── TEXTE SOURCE
Les pavés
ASO, organisateur du Paris Roubaix Challenge, a intitulé sa cyclo"Bienvenue en enfer" en parodiant tous les qualificatifs tenus sur le Paris Roubaix des cyclistes professionnels: enfer du Nord, pavés de l'enfer... Ont ils raison ?
Cela dépendra énormément des conditions climatiques, car les pavés ne sont pas du tout ceux que l'on voit en ville; ils sont plus grossiers, arrondis et disjoints car posés en général sur du sable, la végétation pouvant même pousser dans les joints. La photo représente la fameuse tranchée d'Arenberg.
L'organisateur sur les 147km de parcours a prévu environ 32 km de secteurs pavés.
Donc en fonction des conditions climatiques, les cyclistes ne vont pas aborder de la même manière les pavés.
S'il pleut, les pavés seront glissants, les cyclistes seront en file indienne sur le bas coté; les risques de crevaison seront alors importants. Les 4 chambres à air imposées par l'organisateur seront ils alors suffisants pour terminer la course ?
S'il fait sec " il faut rouler le plus vite possible sur les pavés, il faut voler de sommet en sommet, sinon on rebondit et la fatigue s'accentue, il faut laisser un trou de 50 cm. Si le cycliste placé devant vous fait un écart, pour éviter un trou, on a le temps de réagir"selon les propos de Gilbert Duclos Lassalle dans Cyclopassion n°205 de janvier 2011.
Les secteurs pavés les plus longs font environ 2.5km, en roulant à plus de 30 km/h, cela fait environ 5 minutes de temps de parcours. N'étant pas un cycliste hors pair, je ne pourrais pas tenir un tel rythme tout au long des 147 km, d'autant que l'aspiration du cycliste placé devant sera moindre du fait du trou de 50 cm. Je réitère donc ma stratégie de passer les secteurs pavés le plus vite possible et de récupérer entre les dits secteurs en mettant un braquet moins important et en "succant" le plus possible les roues.
────
── DONNÉES EXTRAITES
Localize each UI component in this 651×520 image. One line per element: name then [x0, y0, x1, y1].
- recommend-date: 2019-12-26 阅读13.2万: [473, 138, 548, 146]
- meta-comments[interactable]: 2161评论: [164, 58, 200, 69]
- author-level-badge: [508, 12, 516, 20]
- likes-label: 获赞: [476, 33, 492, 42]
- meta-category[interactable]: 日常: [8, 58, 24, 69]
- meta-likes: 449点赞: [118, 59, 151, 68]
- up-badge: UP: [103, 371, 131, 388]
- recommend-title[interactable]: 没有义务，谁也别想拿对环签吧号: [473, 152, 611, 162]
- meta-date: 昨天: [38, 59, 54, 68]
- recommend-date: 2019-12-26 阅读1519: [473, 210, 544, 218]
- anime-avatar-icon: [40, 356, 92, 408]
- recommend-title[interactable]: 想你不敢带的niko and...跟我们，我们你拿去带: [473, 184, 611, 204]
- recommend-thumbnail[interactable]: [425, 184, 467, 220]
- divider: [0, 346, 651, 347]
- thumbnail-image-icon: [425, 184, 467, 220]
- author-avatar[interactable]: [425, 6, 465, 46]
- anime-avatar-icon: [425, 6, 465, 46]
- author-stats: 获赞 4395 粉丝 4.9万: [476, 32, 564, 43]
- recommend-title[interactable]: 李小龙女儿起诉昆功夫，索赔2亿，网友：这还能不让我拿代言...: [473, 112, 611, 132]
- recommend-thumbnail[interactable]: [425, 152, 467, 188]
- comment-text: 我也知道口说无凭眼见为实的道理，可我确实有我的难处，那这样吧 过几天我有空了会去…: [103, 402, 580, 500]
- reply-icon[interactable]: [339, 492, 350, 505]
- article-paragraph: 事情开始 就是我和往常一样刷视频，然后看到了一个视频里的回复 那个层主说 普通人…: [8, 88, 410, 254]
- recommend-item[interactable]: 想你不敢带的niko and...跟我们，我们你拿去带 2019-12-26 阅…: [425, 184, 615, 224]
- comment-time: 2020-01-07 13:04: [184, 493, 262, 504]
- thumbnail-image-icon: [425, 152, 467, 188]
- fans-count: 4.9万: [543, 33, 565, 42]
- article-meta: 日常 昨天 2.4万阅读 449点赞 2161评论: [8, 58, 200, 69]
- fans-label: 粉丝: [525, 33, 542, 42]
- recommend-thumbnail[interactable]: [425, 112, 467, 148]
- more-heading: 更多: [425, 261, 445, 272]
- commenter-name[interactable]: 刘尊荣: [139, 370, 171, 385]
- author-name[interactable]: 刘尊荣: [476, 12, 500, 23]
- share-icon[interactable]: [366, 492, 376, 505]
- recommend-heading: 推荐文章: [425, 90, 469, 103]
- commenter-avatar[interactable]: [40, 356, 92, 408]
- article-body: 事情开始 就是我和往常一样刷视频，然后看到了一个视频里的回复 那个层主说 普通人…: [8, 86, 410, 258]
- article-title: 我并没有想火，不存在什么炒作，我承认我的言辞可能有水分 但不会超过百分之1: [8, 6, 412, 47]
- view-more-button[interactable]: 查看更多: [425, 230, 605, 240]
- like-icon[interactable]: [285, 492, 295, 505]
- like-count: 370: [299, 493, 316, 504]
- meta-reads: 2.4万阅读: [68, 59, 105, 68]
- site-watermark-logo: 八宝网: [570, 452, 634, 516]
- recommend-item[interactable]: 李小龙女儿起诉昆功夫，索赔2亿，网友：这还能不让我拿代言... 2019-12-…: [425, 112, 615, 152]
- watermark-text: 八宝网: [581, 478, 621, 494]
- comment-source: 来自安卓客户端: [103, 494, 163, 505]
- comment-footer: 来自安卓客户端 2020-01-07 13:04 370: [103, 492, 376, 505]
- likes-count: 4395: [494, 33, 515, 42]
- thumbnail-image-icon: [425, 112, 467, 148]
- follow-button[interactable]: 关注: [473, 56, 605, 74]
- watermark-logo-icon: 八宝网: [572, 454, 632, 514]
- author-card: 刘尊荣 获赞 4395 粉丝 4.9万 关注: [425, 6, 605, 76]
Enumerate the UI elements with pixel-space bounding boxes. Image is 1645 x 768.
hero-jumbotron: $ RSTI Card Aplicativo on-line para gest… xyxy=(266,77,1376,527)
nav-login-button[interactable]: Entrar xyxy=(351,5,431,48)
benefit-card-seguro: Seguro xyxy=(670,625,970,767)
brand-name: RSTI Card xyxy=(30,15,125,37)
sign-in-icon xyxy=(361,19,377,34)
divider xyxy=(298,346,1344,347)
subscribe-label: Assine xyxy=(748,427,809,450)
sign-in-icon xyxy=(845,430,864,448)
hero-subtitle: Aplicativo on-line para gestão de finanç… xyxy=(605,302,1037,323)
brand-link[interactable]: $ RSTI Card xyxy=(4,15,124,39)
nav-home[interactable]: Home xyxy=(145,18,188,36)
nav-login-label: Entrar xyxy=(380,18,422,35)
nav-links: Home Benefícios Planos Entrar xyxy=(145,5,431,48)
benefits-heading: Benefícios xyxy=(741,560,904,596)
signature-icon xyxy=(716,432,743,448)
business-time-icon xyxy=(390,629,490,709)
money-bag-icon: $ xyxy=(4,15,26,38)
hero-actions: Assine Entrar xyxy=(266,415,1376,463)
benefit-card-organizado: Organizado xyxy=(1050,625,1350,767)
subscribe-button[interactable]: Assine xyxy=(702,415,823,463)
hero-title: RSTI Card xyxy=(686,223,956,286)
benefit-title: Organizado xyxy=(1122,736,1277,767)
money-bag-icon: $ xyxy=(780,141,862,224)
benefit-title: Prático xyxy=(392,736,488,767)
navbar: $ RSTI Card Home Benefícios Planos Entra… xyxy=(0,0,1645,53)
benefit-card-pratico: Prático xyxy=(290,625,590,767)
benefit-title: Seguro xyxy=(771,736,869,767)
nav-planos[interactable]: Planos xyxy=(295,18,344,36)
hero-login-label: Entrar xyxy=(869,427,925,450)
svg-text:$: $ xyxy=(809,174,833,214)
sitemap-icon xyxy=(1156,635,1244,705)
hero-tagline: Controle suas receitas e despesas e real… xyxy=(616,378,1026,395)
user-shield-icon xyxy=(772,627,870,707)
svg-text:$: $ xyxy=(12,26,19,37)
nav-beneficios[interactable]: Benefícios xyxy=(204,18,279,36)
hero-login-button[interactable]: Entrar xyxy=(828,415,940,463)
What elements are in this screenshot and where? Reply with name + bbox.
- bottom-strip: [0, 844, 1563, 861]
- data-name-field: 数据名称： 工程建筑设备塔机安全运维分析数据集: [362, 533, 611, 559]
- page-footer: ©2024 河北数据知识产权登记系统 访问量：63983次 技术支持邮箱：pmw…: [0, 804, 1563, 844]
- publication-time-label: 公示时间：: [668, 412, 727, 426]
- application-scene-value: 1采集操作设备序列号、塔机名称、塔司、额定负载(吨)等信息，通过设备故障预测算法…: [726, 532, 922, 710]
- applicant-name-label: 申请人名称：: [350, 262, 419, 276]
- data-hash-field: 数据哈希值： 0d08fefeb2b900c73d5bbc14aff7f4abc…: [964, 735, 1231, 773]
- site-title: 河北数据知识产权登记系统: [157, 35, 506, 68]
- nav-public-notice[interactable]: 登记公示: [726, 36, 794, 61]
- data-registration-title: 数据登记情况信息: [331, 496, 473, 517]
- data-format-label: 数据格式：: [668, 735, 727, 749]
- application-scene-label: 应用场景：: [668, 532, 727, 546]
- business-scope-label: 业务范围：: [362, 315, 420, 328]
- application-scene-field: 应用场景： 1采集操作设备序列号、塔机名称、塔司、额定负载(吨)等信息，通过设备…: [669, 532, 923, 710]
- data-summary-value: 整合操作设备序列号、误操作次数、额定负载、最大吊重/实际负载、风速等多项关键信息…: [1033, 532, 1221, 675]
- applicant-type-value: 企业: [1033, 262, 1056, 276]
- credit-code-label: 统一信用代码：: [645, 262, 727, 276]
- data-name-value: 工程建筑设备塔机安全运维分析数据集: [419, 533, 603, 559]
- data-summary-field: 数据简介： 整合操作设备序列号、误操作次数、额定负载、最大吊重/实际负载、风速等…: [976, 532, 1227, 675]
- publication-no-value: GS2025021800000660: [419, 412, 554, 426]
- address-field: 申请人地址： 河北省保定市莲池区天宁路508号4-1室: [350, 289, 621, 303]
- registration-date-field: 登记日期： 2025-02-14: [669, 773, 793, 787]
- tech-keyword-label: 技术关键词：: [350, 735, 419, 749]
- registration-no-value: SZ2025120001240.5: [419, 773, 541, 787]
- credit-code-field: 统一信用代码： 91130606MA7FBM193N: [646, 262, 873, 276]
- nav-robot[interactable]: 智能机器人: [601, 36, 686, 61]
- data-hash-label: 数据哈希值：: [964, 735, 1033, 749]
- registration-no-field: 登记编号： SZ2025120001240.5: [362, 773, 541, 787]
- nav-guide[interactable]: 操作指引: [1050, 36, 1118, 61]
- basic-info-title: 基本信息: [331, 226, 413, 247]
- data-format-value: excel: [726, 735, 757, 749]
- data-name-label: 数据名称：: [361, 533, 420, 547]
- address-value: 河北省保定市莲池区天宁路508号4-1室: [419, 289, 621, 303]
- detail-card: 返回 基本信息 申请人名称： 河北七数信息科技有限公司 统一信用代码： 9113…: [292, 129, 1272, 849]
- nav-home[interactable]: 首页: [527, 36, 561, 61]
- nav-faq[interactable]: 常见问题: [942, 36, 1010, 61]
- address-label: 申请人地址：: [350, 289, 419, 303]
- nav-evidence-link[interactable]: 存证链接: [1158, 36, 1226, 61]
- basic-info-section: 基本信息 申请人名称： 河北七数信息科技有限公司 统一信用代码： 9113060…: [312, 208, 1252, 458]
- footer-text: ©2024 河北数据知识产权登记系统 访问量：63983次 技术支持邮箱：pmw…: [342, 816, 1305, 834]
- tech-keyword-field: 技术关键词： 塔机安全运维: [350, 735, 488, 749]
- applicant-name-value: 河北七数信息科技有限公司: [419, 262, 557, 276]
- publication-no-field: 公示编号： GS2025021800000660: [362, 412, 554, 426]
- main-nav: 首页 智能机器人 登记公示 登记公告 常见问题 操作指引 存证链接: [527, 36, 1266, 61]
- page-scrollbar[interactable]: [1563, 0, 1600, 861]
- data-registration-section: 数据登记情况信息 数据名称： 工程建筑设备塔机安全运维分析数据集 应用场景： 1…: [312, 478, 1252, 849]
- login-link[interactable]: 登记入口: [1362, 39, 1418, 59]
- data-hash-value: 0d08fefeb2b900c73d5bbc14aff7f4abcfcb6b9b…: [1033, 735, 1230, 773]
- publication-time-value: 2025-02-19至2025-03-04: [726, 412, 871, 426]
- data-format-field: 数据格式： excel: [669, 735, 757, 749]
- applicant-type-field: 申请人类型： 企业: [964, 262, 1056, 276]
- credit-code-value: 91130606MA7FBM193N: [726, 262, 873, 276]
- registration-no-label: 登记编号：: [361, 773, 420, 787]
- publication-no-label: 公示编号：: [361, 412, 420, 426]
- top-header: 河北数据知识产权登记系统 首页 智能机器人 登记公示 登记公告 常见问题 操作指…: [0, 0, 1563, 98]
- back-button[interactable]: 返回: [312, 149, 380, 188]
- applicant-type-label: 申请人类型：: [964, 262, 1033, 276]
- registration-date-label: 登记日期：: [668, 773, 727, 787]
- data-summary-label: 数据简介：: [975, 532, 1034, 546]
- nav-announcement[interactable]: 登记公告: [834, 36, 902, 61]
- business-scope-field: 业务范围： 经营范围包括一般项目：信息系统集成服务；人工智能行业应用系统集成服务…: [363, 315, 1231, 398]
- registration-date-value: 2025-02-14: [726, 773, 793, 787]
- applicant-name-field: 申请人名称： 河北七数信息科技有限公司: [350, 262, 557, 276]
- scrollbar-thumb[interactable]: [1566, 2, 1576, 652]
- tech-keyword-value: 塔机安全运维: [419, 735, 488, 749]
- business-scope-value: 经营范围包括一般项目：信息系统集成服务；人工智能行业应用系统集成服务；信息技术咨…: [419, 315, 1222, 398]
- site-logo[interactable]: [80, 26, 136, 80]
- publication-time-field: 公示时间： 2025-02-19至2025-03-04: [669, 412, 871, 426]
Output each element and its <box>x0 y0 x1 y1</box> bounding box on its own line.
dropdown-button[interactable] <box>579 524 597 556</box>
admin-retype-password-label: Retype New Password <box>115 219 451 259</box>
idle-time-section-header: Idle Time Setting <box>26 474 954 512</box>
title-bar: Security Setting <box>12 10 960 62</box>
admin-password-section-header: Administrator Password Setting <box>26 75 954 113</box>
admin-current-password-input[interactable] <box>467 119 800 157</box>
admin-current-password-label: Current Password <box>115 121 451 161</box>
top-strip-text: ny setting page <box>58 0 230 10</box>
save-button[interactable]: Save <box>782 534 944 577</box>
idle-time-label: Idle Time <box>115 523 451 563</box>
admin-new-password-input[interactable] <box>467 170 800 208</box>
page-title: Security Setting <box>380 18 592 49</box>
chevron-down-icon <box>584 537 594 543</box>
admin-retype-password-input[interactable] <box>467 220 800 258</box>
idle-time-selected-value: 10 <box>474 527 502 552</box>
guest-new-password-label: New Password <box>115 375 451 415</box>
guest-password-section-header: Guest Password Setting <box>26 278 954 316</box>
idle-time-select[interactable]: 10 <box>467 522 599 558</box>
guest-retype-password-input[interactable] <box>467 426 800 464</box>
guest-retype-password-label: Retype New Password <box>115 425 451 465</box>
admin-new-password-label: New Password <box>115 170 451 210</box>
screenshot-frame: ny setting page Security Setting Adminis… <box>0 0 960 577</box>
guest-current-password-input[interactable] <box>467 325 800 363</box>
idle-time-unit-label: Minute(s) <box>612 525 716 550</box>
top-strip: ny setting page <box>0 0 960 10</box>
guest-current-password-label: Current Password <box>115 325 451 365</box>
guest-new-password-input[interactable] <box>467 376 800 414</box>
────
D'après le texte sur les pavés, combien de kilomètres de secteurs pavés l'organisateur a-t-il prévus sur le parcours ?

▸ **SOLUTION**: Environ 32 km, sur les 147 km du parcours.